These lists, I realize, have gone from more-or-less weekly to more-or-less monthly. I don't think I'm reading any less, it's just that the nature of my reading has changed. It's a great thing to get paid to read, but it means that I have much less time to read for pleasure. The jokes I used to make about prostituting my literacy aren't that funny any more (and probably never were). But these are five books that deserve your attention.
1. Laura Moriarty, WHILE I'M FALLING. Twenty-year-old Veronica is a college student struggling with her first major life decisions and processing her parents' divorce, after her mother's abortive one-night-stand with a roofer. Veronica's mother Natalie, who had been the perfect wife and mother for more than 25 years, is now barely hanging on, which she eventually can't hide from her daughter. There's humor here along with real tension and suspense, and the ending feels well-earned.
2. Joe Hill, HORNS. A year after the brutal murder of his girlfriend — a murder he was suspected of, but never charged with — Ignatius Perrish wakes up with horns sprouting from his forehead, and the power to make people confess and act on their darkest impulses. The first 70 pages or so of this book are among the most original, gripping horror stories I've ever read. The book eventually settles into a more traditional revenge thriller, but is still a powerful meditation on love, loyalty, betrayal, and grief. Everything about this book feels fresh and surprising, and Hill more than delivers on the promise of HEART-SHAPED BOX.
3. Ann Hood, SOMEWHERE OFF THE COAST OF MAINE. I listened to this on audio, and wasn't crazy about the reading; shouldn't someone reading a book set in New England look up the pronunciation of "quahog"? But the mediocre reading didn't interfere with the power of this book. Published more than 20 years ago, it's a lovely, heartbreaking novel about three college friends who follow very different paths into parenting and adulthood. Hood never takes the easy way out, and if the book doesn't wrap everything up neatly at the end, it's because life doesn't, either. This book shook me up in unexpected ways, reminding me of things I hadn't thought about in decades and making me tally up all the things I've gained and lost.

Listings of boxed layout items
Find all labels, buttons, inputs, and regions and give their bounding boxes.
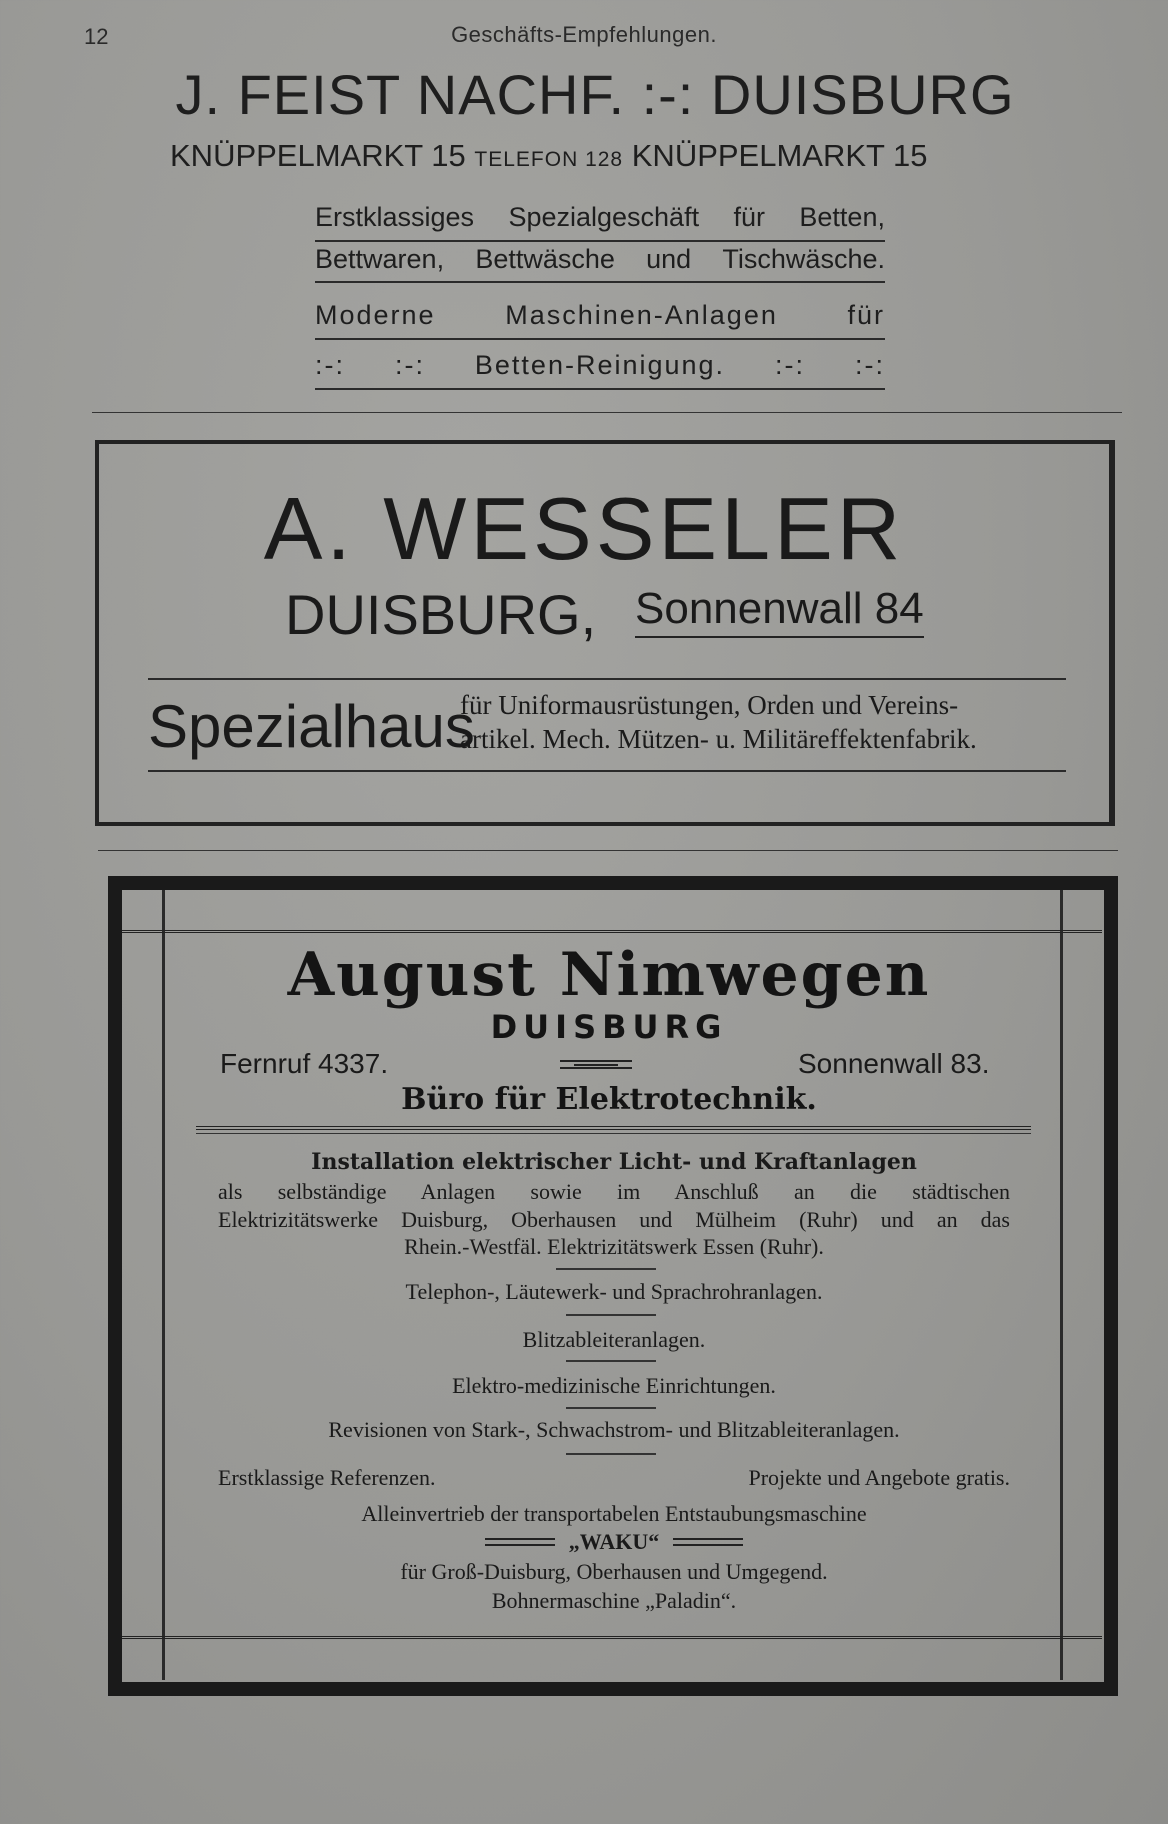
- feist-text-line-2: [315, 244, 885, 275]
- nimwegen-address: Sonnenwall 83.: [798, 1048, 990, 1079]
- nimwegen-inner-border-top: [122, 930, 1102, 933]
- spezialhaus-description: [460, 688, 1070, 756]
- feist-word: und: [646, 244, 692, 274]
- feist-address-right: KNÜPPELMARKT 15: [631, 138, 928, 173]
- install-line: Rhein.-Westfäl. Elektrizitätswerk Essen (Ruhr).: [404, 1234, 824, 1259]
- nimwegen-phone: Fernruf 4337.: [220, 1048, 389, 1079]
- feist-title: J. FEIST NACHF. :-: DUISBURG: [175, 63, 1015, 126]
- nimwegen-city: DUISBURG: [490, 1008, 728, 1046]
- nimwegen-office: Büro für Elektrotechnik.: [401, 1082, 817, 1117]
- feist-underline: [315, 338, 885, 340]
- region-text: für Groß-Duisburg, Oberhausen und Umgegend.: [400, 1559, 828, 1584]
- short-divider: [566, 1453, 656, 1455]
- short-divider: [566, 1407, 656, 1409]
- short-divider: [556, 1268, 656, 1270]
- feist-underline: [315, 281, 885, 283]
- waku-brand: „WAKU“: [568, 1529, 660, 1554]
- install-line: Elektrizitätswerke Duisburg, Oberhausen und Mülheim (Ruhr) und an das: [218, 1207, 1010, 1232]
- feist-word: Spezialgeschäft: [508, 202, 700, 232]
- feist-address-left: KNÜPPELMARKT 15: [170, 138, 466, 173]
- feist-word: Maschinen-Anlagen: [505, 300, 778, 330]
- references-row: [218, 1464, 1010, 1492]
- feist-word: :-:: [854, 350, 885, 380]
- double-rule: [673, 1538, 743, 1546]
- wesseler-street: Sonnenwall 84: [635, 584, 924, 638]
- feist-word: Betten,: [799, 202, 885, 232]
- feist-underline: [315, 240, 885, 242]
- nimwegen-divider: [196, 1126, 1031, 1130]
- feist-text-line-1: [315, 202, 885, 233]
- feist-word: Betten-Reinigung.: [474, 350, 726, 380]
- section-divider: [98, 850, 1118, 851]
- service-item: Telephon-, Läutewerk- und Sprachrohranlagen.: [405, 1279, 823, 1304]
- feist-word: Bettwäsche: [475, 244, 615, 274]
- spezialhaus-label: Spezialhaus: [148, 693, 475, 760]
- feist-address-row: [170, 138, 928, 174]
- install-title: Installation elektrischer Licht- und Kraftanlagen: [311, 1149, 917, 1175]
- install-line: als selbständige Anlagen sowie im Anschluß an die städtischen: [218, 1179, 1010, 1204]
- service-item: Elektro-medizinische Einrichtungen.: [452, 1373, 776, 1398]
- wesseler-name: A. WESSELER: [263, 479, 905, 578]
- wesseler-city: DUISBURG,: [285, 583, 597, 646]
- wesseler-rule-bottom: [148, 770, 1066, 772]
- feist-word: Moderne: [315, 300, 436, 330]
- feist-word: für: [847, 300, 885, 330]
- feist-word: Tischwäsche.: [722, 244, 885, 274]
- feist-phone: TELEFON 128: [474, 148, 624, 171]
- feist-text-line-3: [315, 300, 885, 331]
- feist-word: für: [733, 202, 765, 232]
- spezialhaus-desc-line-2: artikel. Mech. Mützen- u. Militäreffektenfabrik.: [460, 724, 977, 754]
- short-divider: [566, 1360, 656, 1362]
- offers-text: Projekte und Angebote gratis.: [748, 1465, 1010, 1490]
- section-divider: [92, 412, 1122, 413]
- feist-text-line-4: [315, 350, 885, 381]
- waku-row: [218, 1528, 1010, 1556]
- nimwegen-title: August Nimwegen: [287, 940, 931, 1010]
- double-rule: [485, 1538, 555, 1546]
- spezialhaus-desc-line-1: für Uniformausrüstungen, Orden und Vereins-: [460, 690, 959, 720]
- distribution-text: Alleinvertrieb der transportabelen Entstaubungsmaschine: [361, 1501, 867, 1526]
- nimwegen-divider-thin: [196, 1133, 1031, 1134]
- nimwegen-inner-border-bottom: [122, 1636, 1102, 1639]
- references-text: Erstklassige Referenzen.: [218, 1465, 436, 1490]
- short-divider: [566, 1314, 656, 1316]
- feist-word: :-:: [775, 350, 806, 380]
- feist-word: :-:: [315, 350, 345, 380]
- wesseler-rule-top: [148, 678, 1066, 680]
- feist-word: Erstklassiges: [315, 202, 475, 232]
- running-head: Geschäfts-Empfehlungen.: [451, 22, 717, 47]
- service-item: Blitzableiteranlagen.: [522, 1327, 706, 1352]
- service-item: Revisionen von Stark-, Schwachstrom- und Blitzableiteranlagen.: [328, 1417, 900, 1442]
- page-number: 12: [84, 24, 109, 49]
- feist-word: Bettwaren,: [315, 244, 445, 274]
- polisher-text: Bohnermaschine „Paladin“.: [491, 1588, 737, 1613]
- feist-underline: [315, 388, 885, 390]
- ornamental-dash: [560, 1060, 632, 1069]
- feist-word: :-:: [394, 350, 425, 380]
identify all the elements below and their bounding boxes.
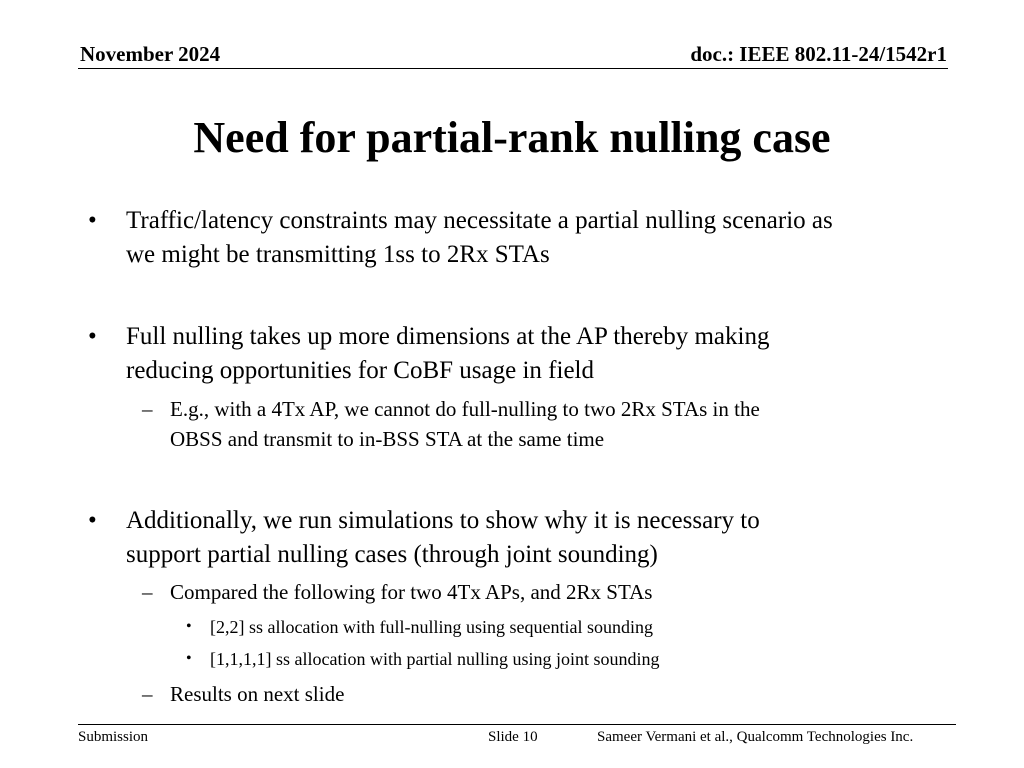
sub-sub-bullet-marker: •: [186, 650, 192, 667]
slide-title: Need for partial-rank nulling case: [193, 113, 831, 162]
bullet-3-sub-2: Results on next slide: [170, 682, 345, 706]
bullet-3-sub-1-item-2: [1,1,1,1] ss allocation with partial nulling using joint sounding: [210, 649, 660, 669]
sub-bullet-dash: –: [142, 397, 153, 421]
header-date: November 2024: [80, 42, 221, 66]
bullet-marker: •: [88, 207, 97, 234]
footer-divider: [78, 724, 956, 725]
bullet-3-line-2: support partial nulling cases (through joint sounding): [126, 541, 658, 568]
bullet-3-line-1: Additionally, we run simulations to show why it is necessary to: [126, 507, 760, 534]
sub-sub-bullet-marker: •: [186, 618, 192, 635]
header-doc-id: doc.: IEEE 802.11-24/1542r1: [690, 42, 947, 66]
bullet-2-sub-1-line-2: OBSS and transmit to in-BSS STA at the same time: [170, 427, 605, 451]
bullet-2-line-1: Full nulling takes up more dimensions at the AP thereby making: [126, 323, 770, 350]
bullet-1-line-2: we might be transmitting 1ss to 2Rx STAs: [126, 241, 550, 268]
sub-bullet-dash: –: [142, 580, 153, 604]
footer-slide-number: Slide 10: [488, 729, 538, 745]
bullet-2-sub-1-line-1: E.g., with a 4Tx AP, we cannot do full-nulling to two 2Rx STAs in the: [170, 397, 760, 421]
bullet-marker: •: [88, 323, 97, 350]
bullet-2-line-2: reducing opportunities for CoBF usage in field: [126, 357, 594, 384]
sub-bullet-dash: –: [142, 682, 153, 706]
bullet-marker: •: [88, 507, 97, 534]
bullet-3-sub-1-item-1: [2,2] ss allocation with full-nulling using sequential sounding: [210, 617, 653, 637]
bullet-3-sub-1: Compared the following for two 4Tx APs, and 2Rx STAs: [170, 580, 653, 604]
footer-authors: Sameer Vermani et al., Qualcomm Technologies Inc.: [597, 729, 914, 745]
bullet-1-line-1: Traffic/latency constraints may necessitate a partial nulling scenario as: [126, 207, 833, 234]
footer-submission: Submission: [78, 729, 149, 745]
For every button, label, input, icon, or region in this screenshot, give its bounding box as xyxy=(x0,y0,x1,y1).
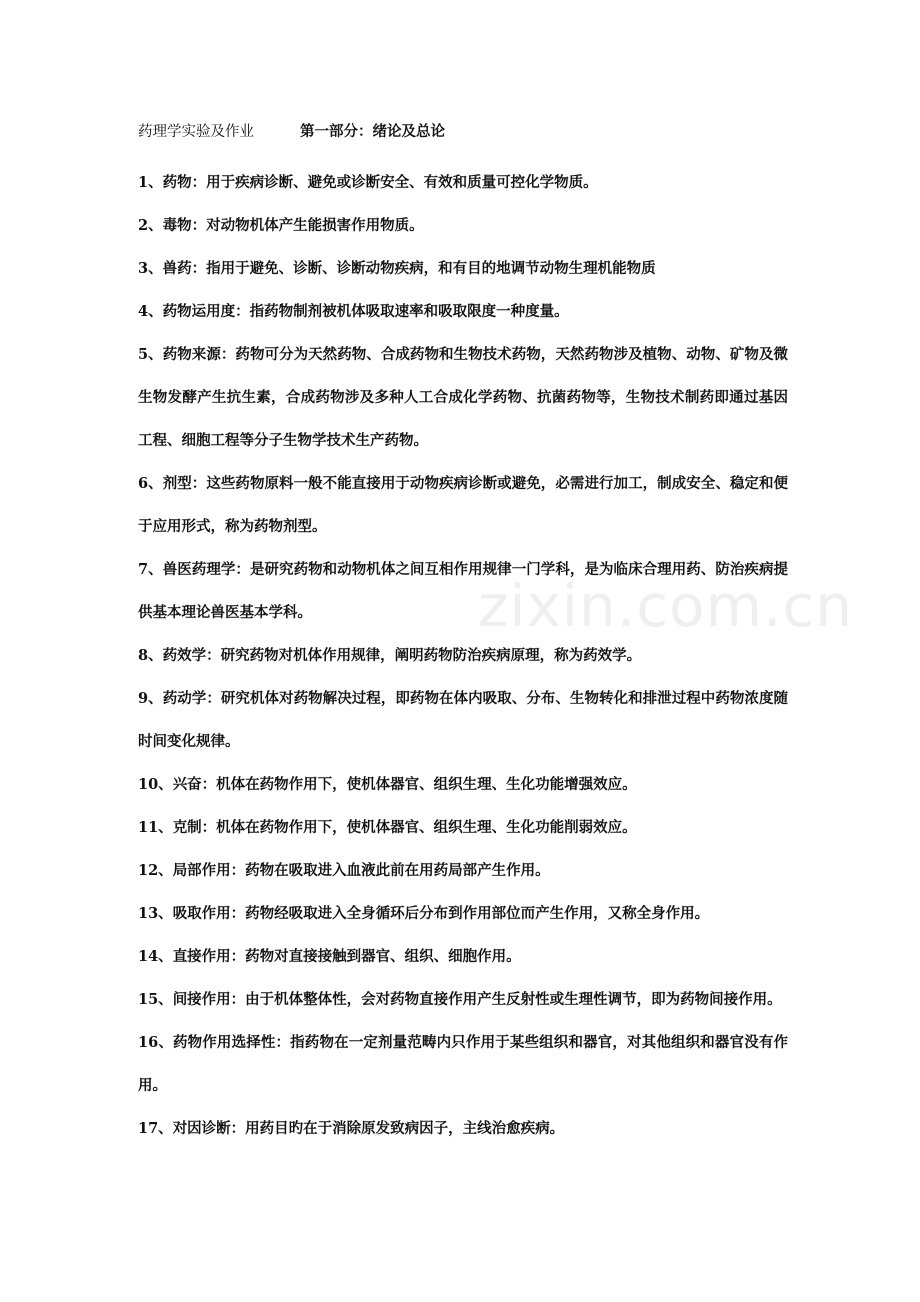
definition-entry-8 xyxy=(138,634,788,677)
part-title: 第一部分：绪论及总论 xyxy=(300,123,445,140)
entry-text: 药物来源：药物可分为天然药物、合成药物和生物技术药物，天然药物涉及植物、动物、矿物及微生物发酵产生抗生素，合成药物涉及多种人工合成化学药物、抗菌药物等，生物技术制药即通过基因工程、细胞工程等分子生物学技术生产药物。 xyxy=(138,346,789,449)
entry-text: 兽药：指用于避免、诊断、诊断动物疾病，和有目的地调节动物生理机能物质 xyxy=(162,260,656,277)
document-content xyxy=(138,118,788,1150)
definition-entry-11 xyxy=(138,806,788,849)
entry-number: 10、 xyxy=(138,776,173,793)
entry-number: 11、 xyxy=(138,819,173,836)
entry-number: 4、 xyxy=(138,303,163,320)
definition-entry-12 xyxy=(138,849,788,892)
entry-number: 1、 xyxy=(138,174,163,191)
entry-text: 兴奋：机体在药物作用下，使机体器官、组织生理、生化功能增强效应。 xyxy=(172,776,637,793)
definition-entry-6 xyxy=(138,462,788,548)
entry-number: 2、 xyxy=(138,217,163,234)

**EXERCISES**
[1] Decide whether each statement agrees with the book reviews, answering yes or no and quoting the words that settle it: (a) Veronica is twenty years old. (b) Ignatius Perrish was charged with his girlfriend's murder. (c) The novel by Ann Hood came out less than ten years ago.
[2] Answer these questions from the book reviews:
(a) For how long had Natalie been the perfect wife and mother?
(b) Which pages of HORNS does the writer rank among the most original horror stories?
(c) Whose pronunciation does the writer think the audio reader should have looked up?

**ANSWERS GIVEN**
[1]
(a) Yes: "Twenty-year-old Veronica is a college student"
(b) No: "a murder he was suspected of, but never charged with"
(c) No: "Published more than 20 years ago"

[2]
(a) More than 25 years.
(b) The first 70 pages or so.
(c) "quahog"